* **WRITTEN INSTRUCTION**
Can you rewrite everything from the line containing "export-csv-button[interactable]: Export CSV" down to the line containing "event-strategy: NQ Options", with "interactable" swapped for "clickable" and nothing else changed?

Rows from a layout dataset:
^^^^

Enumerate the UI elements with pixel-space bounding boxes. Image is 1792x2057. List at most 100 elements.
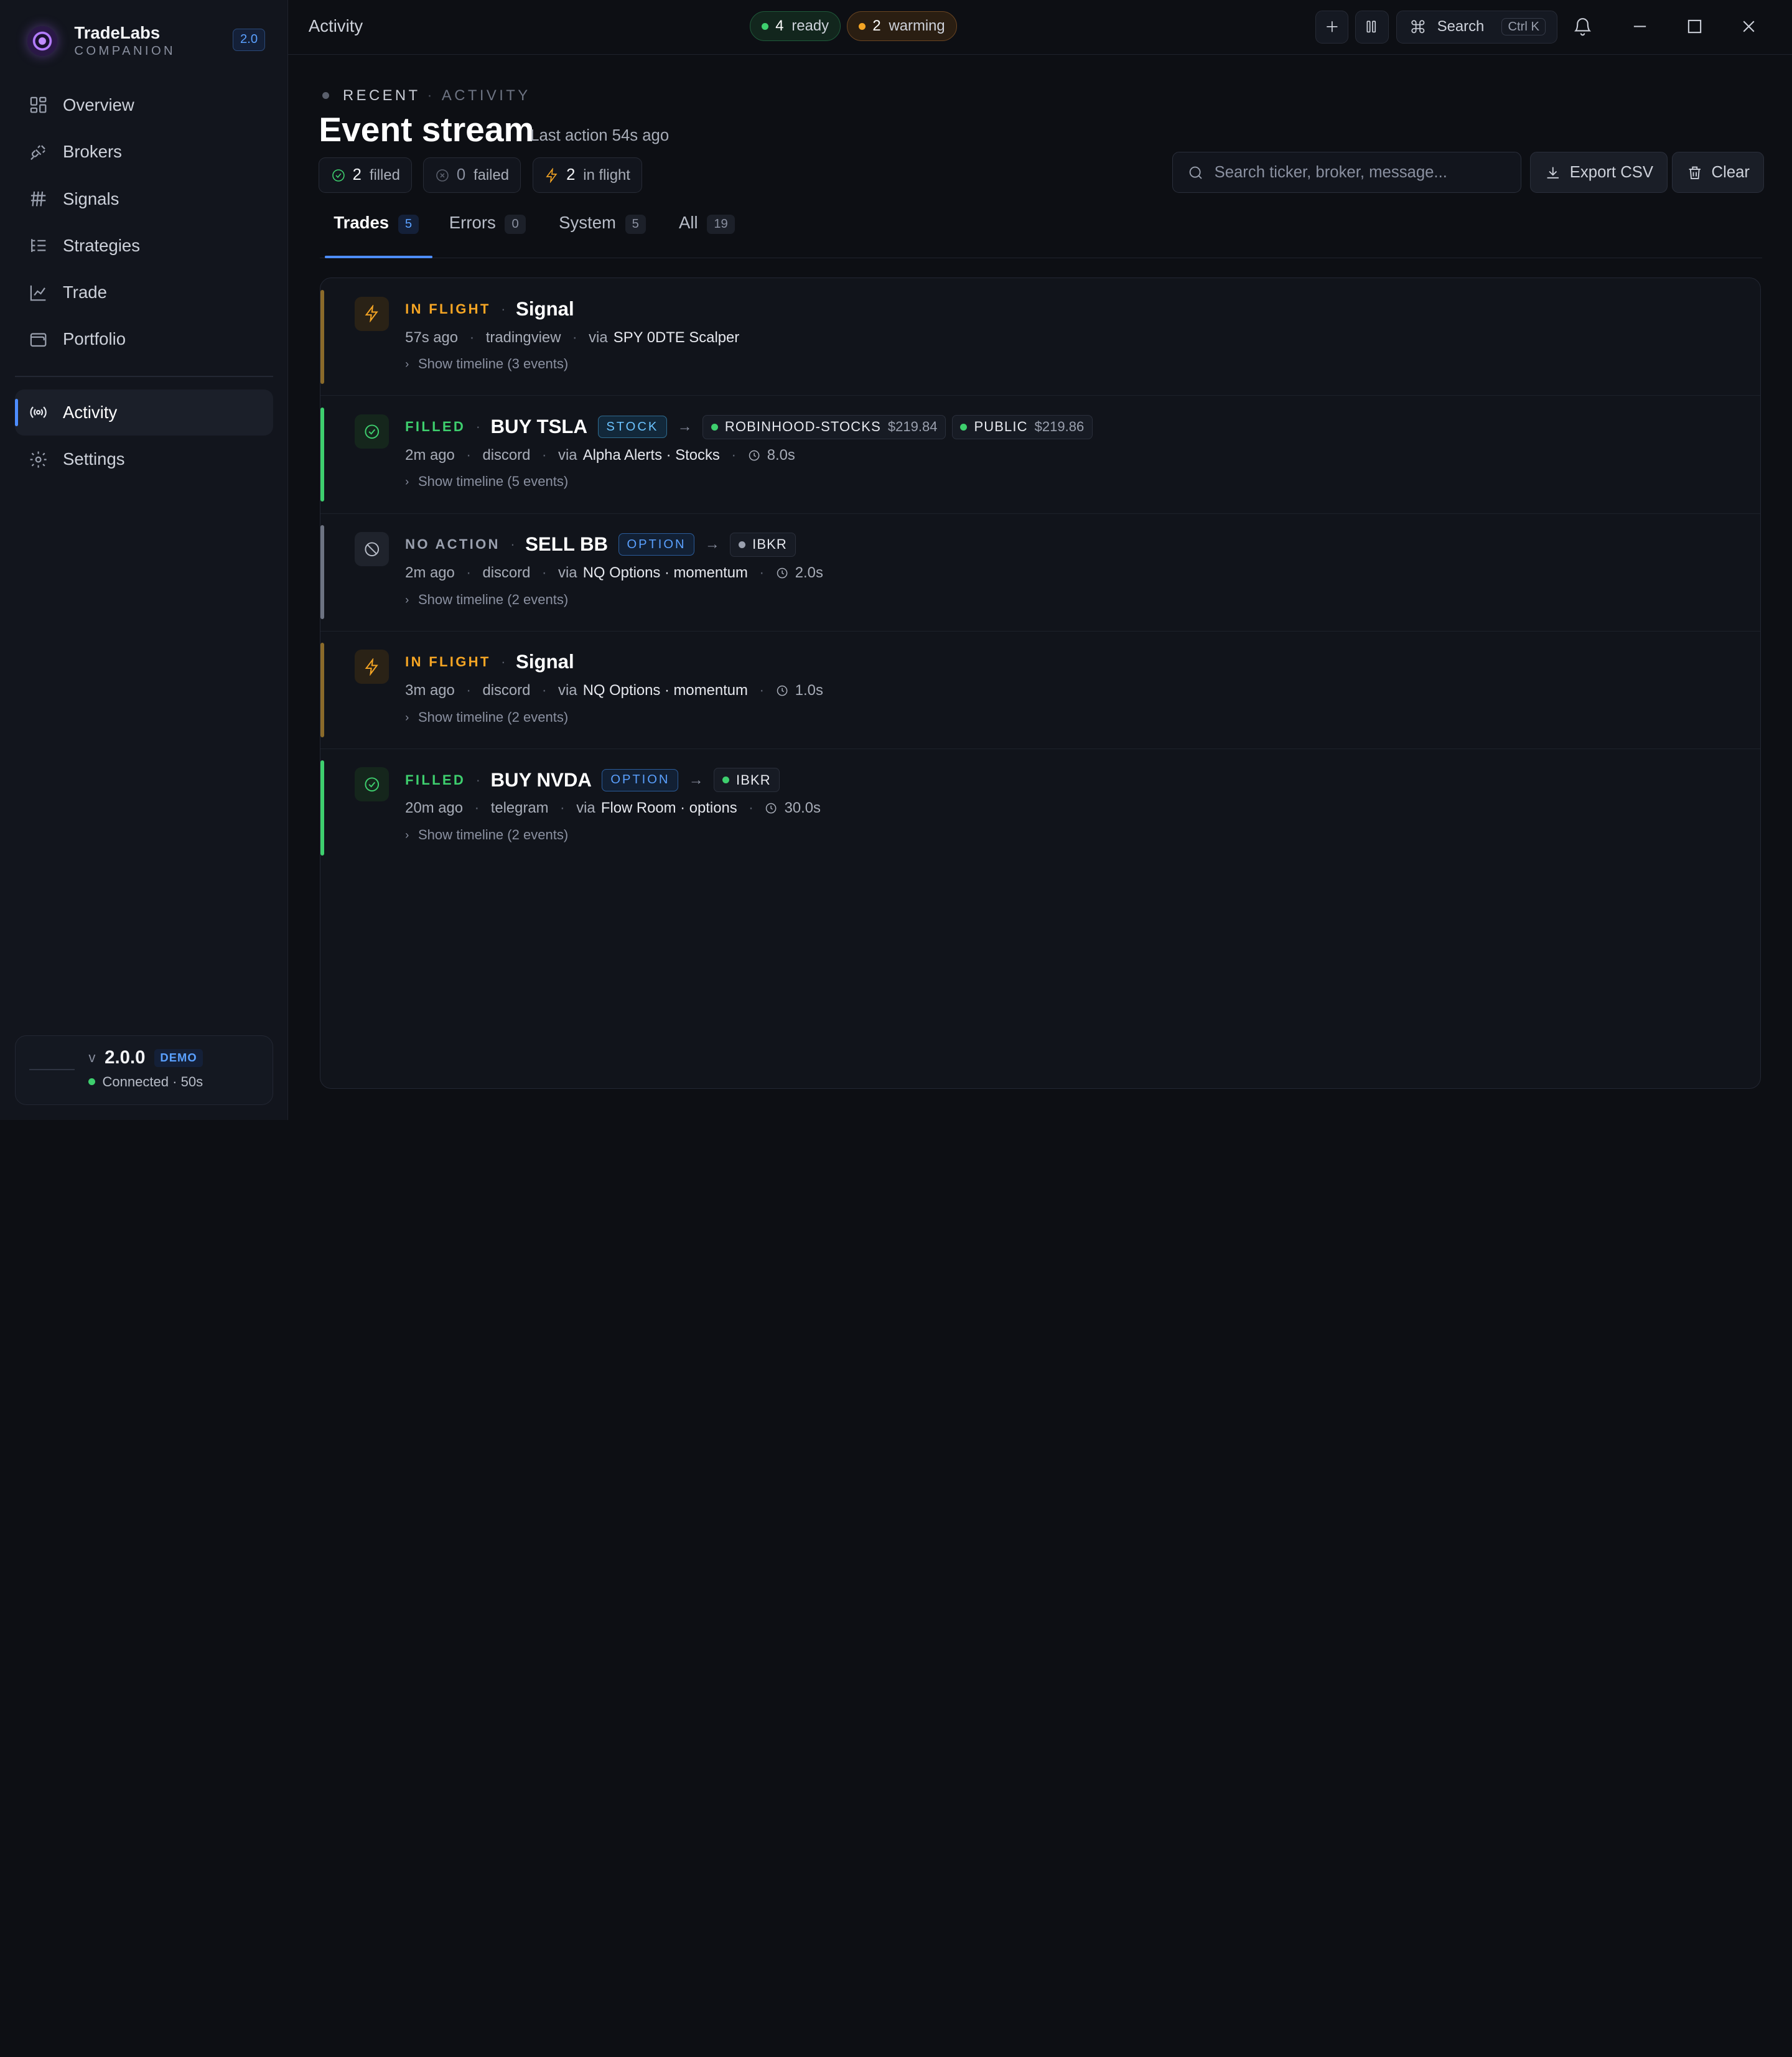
export-csv-button[interactable]: Export CSV bbox=[1530, 152, 1668, 194]
tab-errors[interactable]: Errors 0 bbox=[436, 213, 539, 258]
search-input[interactable] bbox=[1214, 163, 1500, 182]
broker-status-dot-icon bbox=[711, 423, 718, 431]
event-meta: 20m ago · telegram · via Flow Room · opt… bbox=[405, 798, 821, 819]
trash-icon bbox=[1689, 166, 1701, 179]
event-row[interactable]: FILLED · BUY NVDA OPTION → IBKR 20m ago … bbox=[320, 749, 1760, 867]
event-strategy: NQ Options · momentum bbox=[582, 564, 748, 582]
via-prefix: via bbox=[576, 800, 595, 817]
lightning-icon bbox=[365, 658, 378, 676]
search-field[interactable] bbox=[1172, 152, 1521, 194]
status-sparkline bbox=[29, 1069, 75, 1071]
plug-icon bbox=[30, 145, 45, 160]
ready-status-pill[interactable]: 4 ready bbox=[749, 11, 841, 42]
sidebar-item-label: Signals bbox=[63, 189, 119, 208]
sidebar-item-strategies[interactable]: Strategies bbox=[15, 223, 273, 268]
grid-icon bbox=[30, 97, 47, 113]
chevron-right-icon: › bbox=[405, 710, 409, 724]
connection-status: Connected · 50s bbox=[88, 1074, 203, 1090]
show-timeline-toggle[interactable]: › Show timeline (3 events) bbox=[405, 356, 568, 372]
separator: · bbox=[559, 800, 565, 817]
breadcrumb-dot-icon bbox=[322, 92, 329, 100]
close-button[interactable] bbox=[1738, 16, 1759, 37]
event-title: Signal bbox=[516, 651, 574, 673]
event-strategy: Flow Room · options bbox=[600, 800, 737, 817]
app-window: TradeLabs COMPANION 2.0 Overview Brokers… bbox=[0, 0, 1792, 1120]
sidebar-item-trade[interactable]: Trade bbox=[15, 269, 273, 315]
event-time: 57s ago bbox=[405, 329, 459, 346]
check-circle-icon bbox=[365, 424, 380, 439]
arrow-right-icon: → bbox=[688, 771, 704, 788]
maximize-button[interactable] bbox=[1684, 16, 1705, 37]
sidebar: TradeLabs COMPANION 2.0 Overview Brokers… bbox=[0, 0, 288, 1120]
tab-all[interactable]: All 19 bbox=[665, 213, 749, 258]
inflight-count-chip[interactable]: 2 in flight bbox=[532, 157, 643, 194]
clear-button[interactable]: Clear bbox=[1672, 152, 1764, 194]
via-prefix: via bbox=[558, 446, 577, 464]
event-row[interactable]: IN FLIGHT · Signal 57s ago · tradingview… bbox=[320, 278, 1761, 396]
separator: · bbox=[510, 536, 515, 553]
sidebar-item-label: Trade bbox=[63, 282, 107, 302]
sidebar-item-label: Overview bbox=[63, 95, 134, 114]
command-search-button[interactable]: Search Ctrl K bbox=[1396, 10, 1558, 44]
close-icon bbox=[1743, 21, 1755, 32]
sidebar-item-brokers[interactable]: Brokers bbox=[15, 129, 273, 175]
page-title: Event stream bbox=[319, 110, 534, 149]
sidebar-item-signals[interactable]: Signals bbox=[15, 176, 273, 222]
event-row[interactable]: NO ACTION · SELL BB OPTION → IBKR 2m ago… bbox=[320, 514, 1761, 632]
event-title: BUY NVDA bbox=[490, 768, 592, 791]
clock-icon bbox=[777, 567, 787, 579]
show-timeline-toggle[interactable]: › Show timeline (5 events) bbox=[405, 473, 568, 490]
inflight-count: 2 bbox=[566, 166, 576, 184]
gear-icon bbox=[30, 451, 47, 468]
sidebar-item-settings[interactable]: Settings bbox=[15, 437, 273, 482]
add-button[interactable] bbox=[1315, 10, 1349, 44]
show-timeline-toggle[interactable]: › Show timeline (2 events) bbox=[405, 827, 568, 843]
sidebar-item-portfolio[interactable]: Portfolio bbox=[15, 317, 273, 362]
sidebar-item-overview[interactable]: Overview bbox=[15, 82, 273, 128]
chevron-right-icon: › bbox=[405, 357, 409, 371]
separator: · bbox=[501, 301, 506, 317]
broker-chip[interactable]: ROBINHOOD-STOCKS $219.84 bbox=[702, 414, 946, 439]
broker-chip[interactable]: IBKR bbox=[714, 768, 780, 793]
show-timeline-toggle[interactable]: › Show timeline (2 events) bbox=[405, 592, 568, 608]
failed-count: 0 bbox=[456, 166, 466, 184]
wallet-icon bbox=[30, 333, 47, 347]
event-title: Signal bbox=[516, 297, 574, 320]
list-tree-icon bbox=[31, 239, 46, 253]
broker-chip[interactable]: PUBLIC $219.86 bbox=[951, 414, 1093, 439]
columns-button[interactable] bbox=[1355, 10, 1389, 44]
lightning-icon bbox=[546, 168, 558, 183]
event-row[interactable]: IN FLIGHT · Signal 3m ago · discord · vi… bbox=[320, 632, 1761, 749]
via-prefix: via bbox=[558, 564, 577, 582]
tab-label: Trades bbox=[334, 212, 390, 232]
event-source: discord bbox=[482, 446, 531, 464]
main-content: Activity 4 ready 2 warming Search Ctrl K bbox=[287, 0, 1792, 1120]
tab-label: System bbox=[559, 212, 616, 232]
event-row[interactable]: FILLED · BUY TSLA STOCK → ROBINHOOD-STOC… bbox=[320, 396, 1761, 514]
notifications-button[interactable] bbox=[1572, 16, 1593, 37]
separator: · bbox=[541, 564, 547, 582]
show-timeline-toggle[interactable]: › Show timeline (2 events) bbox=[405, 709, 568, 725]
filled-count-chip[interactable]: 2 filled bbox=[319, 157, 413, 194]
timeline-label: Show timeline (5 events) bbox=[418, 473, 569, 490]
signal-icon bbox=[30, 191, 46, 207]
status-accent-bar bbox=[320, 643, 324, 737]
event-header: IN FLIGHT · Signal bbox=[405, 648, 574, 676]
failed-count-chip[interactable]: 0 failed bbox=[422, 157, 521, 194]
brand-subtitle: COMPANION bbox=[74, 44, 176, 58]
export-label: Export CSV bbox=[1569, 163, 1654, 181]
minimize-button[interactable] bbox=[1630, 16, 1650, 37]
broker-price: $219.86 bbox=[1034, 419, 1085, 435]
sidebar-item-activity[interactable]: Activity bbox=[14, 389, 273, 436]
event-status: FILLED bbox=[405, 772, 466, 788]
warming-dot-icon bbox=[859, 22, 866, 30]
brand[interactable]: TradeLabs COMPANION 2.0 bbox=[27, 23, 268, 60]
arrow-right-icon: → bbox=[677, 418, 693, 436]
broker-chip[interactable]: IBKR bbox=[730, 532, 796, 557]
tab-trades[interactable]: Trades 5 bbox=[320, 212, 433, 259]
app-status-card: v 2.0.0 DEMO Connected · 50s bbox=[14, 1035, 273, 1106]
tab-system[interactable]: System 5 bbox=[545, 213, 660, 258]
clock-icon bbox=[749, 450, 759, 461]
check-circle-icon bbox=[332, 169, 345, 182]
warming-status-pill[interactable]: 2 warming bbox=[847, 11, 958, 42]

^^^^

* **WRITTEN ANSWER**
export-csv-button[clickable]: Export CSV bbox=[1530, 152, 1668, 194]
tab-errors[clickable]: Errors 0 bbox=[436, 213, 539, 258]
search-input[clickable] bbox=[1214, 163, 1500, 182]
broker-status-dot-icon bbox=[711, 423, 718, 431]
event-meta: 20m ago · telegram · via Flow Room · opt… bbox=[405, 798, 821, 819]
trash-icon bbox=[1689, 166, 1701, 179]
event-row[clickable]: FILLED · BUY NVDA OPTION → IBKR 20m ago … bbox=[320, 749, 1760, 867]
event-strategy: NQ Options · momentum bbox=[582, 564, 748, 582]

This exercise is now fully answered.